- [Written task]
The data below needs to be returned exactly, line for line.

* START *

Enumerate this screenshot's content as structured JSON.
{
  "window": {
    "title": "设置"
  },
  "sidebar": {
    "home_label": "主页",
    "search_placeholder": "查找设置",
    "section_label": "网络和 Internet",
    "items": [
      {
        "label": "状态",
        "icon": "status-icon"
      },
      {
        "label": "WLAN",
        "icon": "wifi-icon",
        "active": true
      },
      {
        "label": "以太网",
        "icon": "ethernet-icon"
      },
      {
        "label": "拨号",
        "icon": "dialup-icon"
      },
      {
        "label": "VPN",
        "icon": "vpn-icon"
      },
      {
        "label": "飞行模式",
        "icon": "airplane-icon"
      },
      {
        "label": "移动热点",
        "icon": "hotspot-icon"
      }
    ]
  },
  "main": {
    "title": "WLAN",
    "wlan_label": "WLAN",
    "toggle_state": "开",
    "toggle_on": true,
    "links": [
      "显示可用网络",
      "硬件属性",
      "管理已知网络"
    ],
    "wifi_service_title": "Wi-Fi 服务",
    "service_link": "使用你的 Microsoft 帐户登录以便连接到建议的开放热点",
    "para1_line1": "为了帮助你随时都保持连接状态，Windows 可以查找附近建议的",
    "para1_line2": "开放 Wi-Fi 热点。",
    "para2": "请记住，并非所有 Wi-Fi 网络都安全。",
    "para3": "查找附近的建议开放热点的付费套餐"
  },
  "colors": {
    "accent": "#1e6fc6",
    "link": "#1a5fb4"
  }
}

* END *

- [Task result]
Enumerate this screenshot's content as structured JSON.
{
  "window": {
    "title": "设置"
  },
  "sidebar": {
    "home_label": "主页",
    "search_placeholder": "查找设置",
    "section_label": "网络和 Internet",
    "items": [
      {
        "label": "状态",
        "icon": "status-icon"
      },
      {
        "label": "WLAN",
        "icon": "wifi-icon",
        "active": true
      },
      {
        "label": "以太网",
        "icon": "ethernet-icon"
      },
      {
        "label": "拨号",
        "icon": "dialup-icon"
      },
      {
        "label": "VPN",
        "icon": "vpn-icon"
      },
      {
        "label": "飞行模式",
        "icon": "airplane-icon"
      },
      {
        "label": "移动热点",
        "icon": "hotspot-icon"
      }
    ]
  },
  "main": {
    "title": "WLAN",
    "wlan_label": "WLAN",
    "toggle_state": "开",
    "toggle_on": true,
    "links": [
      "显示可用网络",
      "硬件属性",
      "管理已知网络"
    ],
    "wifi_service_title": "Wi-Fi 服务",
    "service_link": "使用你的 Microsoft 帐户登录以便连接到建议的开放热点",
    "para1_line1": "为了帮助你随时都保持连接状态，Windows 可以查找附近建议的",
    "para1_line2": "开放 Wi-Fi 热点。",
    "para2": "请记住，并非所有 Wi-Fi 网络都安全。",
    "para3": "查找附近的建议开放热点的付费套餐"
  },
  "colors": {
    "accent": "#1e6fc6",
    "link": "#1a5fb4"
  }
}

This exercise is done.